### Exercise requirements
In the records below, the line that contains "Output a JSON" marks the start. Copy it and each line after it through the end, exactly, without pictures.

### Material for this task

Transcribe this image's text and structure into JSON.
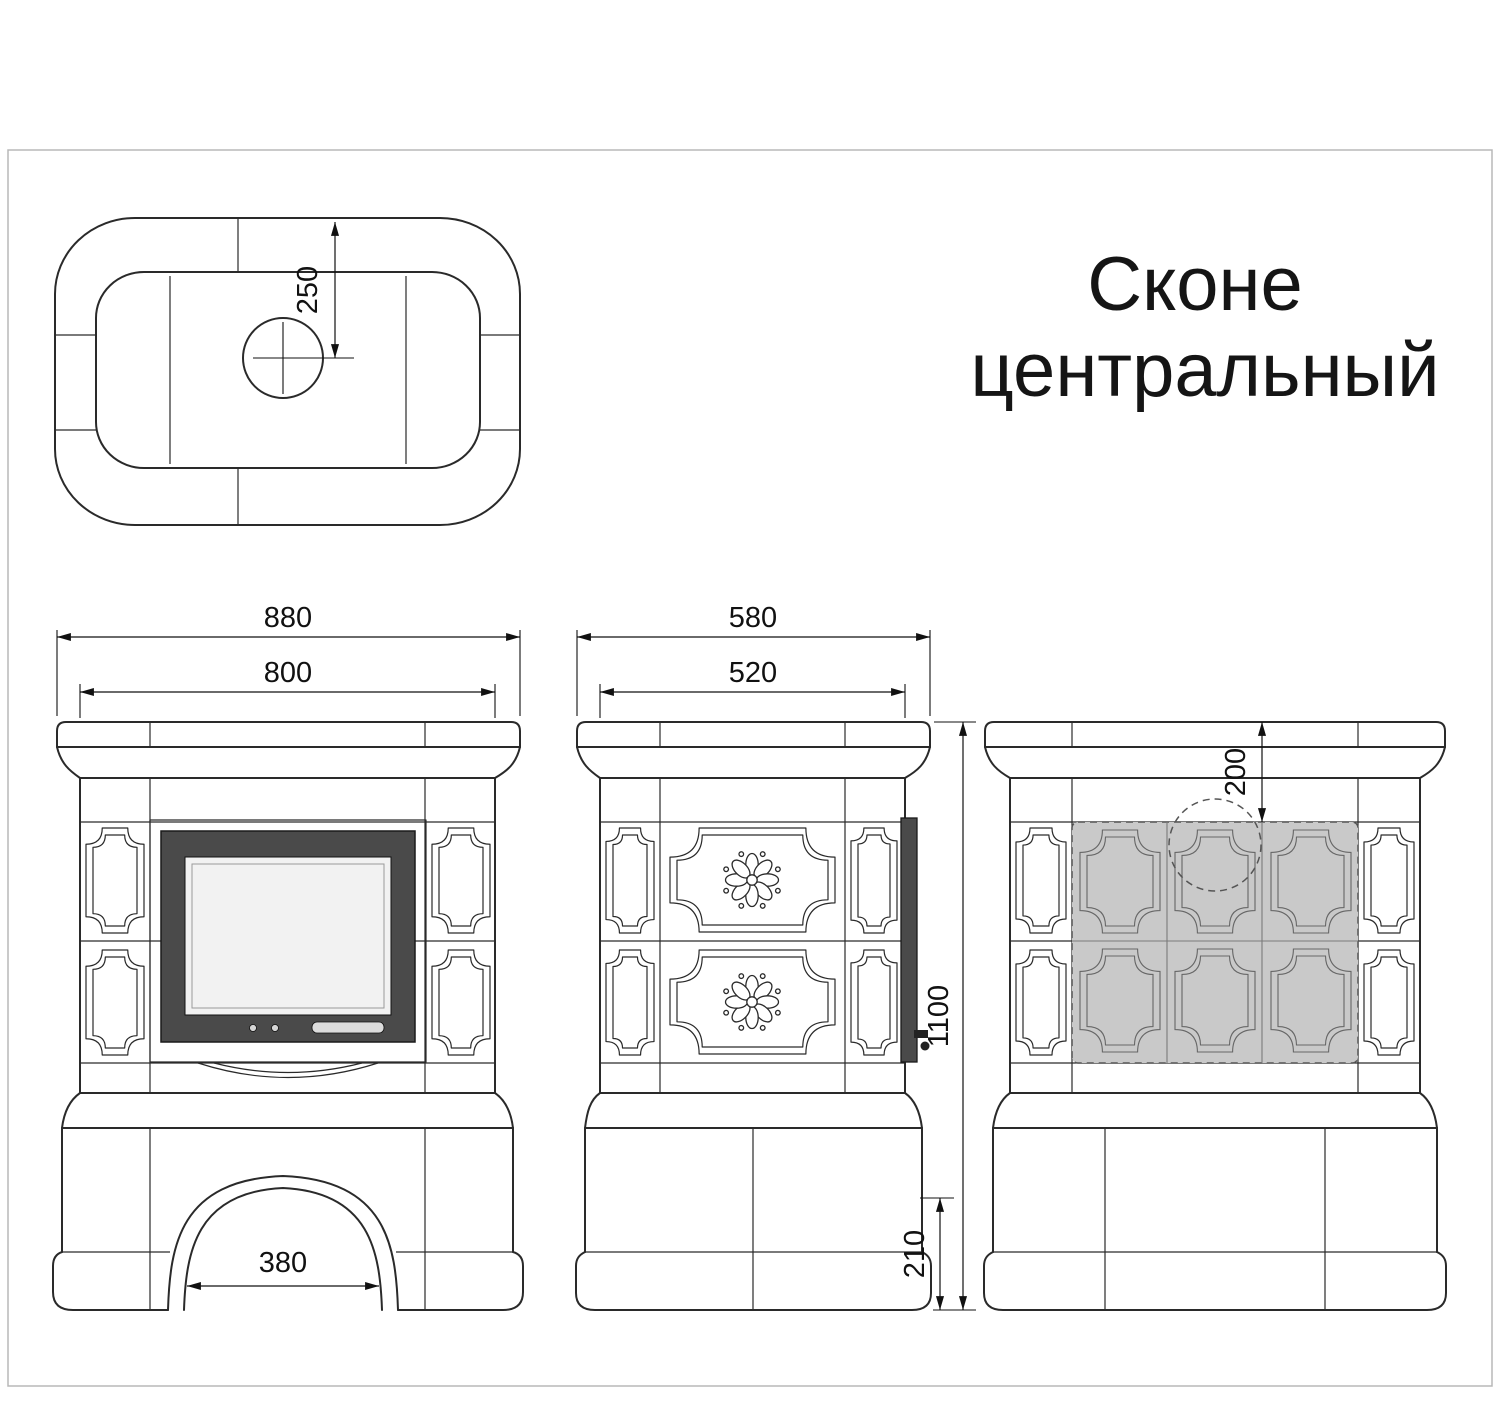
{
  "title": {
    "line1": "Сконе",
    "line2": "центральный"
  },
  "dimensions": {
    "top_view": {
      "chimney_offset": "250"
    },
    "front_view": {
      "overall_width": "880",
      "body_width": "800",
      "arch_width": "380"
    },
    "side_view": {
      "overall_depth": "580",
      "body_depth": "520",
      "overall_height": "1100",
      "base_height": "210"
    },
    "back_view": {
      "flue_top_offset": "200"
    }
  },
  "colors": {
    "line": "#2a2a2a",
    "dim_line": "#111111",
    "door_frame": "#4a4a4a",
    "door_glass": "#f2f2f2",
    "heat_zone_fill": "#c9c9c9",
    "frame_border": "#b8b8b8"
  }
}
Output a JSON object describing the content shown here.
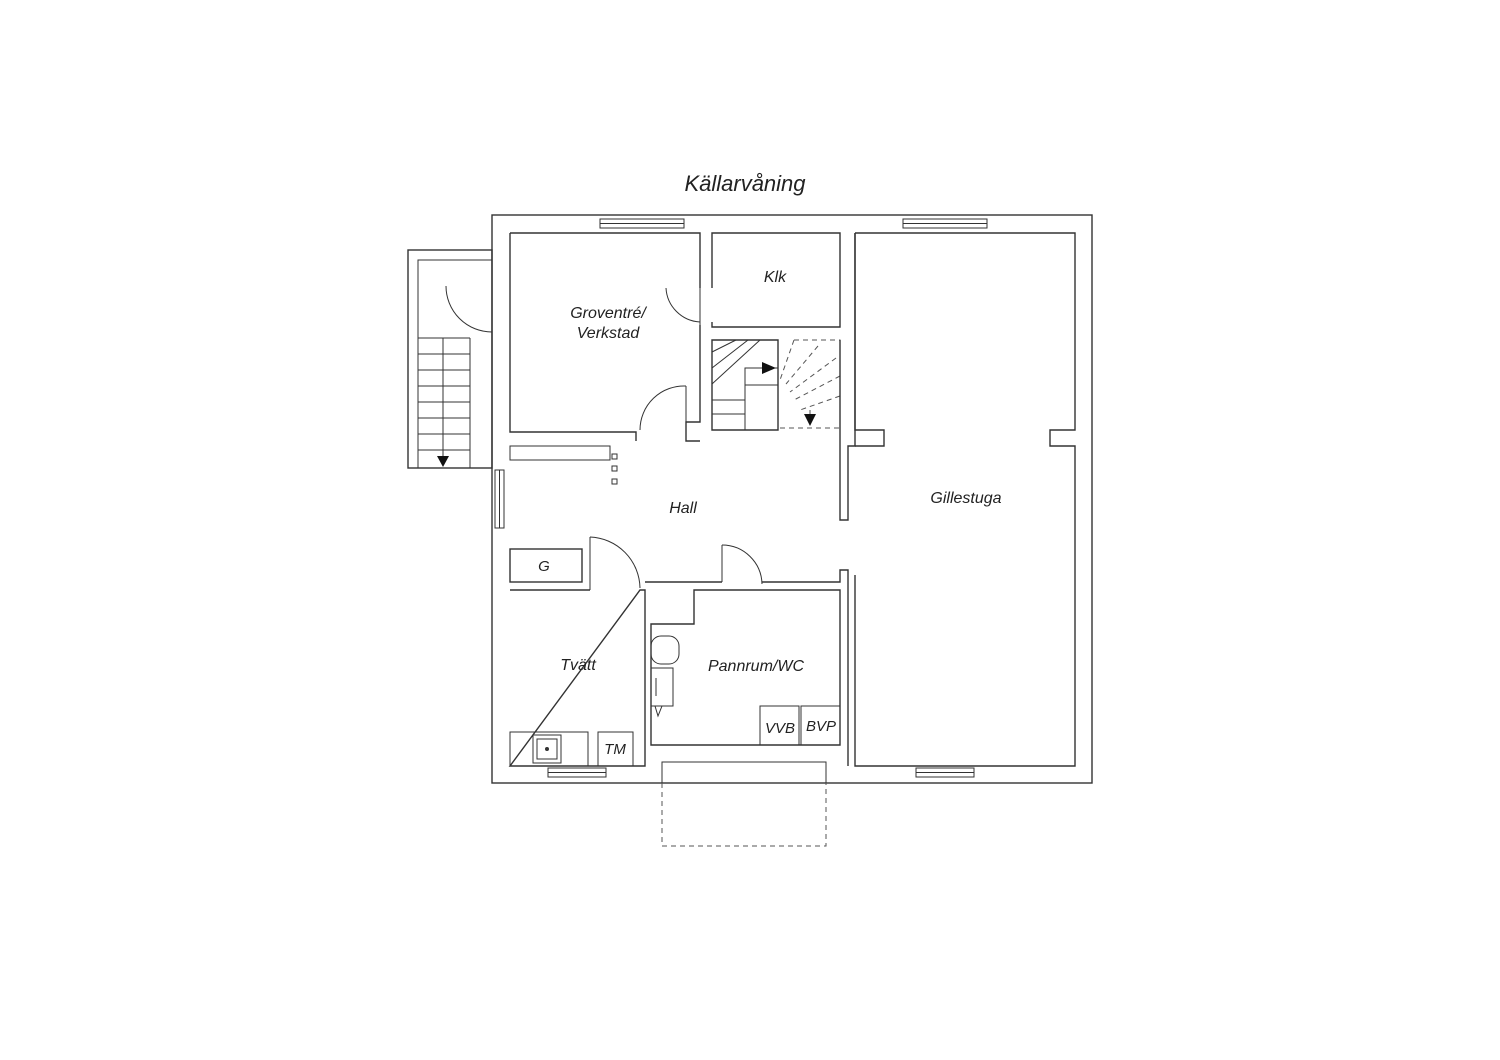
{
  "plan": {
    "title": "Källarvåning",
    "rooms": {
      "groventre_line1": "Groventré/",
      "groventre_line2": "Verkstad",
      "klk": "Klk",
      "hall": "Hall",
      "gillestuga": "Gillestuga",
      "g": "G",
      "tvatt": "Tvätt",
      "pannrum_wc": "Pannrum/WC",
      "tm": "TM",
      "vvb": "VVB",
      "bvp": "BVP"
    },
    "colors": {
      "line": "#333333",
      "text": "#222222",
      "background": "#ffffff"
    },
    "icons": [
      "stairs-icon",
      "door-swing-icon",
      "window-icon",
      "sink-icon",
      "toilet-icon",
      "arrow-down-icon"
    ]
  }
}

### Written answer
Output a JSON object describing the content shown here.
{
  "plan": {
    "title": "Källarvåning",
    "rooms": {
      "groventre_line1": "Groventré/",
      "groventre_line2": "Verkstad",
      "klk": "Klk",
      "hall": "Hall",
      "gillestuga": "Gillestuga",
      "g": "G",
      "tvatt": "Tvätt",
      "pannrum_wc": "Pannrum/WC",
      "tm": "TM",
      "vvb": "VVB",
      "bvp": "BVP"
    },
    "colors": {
      "line": "#333333",
      "text": "#222222",
      "background": "#ffffff"
    },
    "icons": [
      "stairs-icon",
      "door-swing-icon",
      "window-icon",
      "sink-icon",
      "toilet-icon",
      "arrow-down-icon"
    ]
  }
}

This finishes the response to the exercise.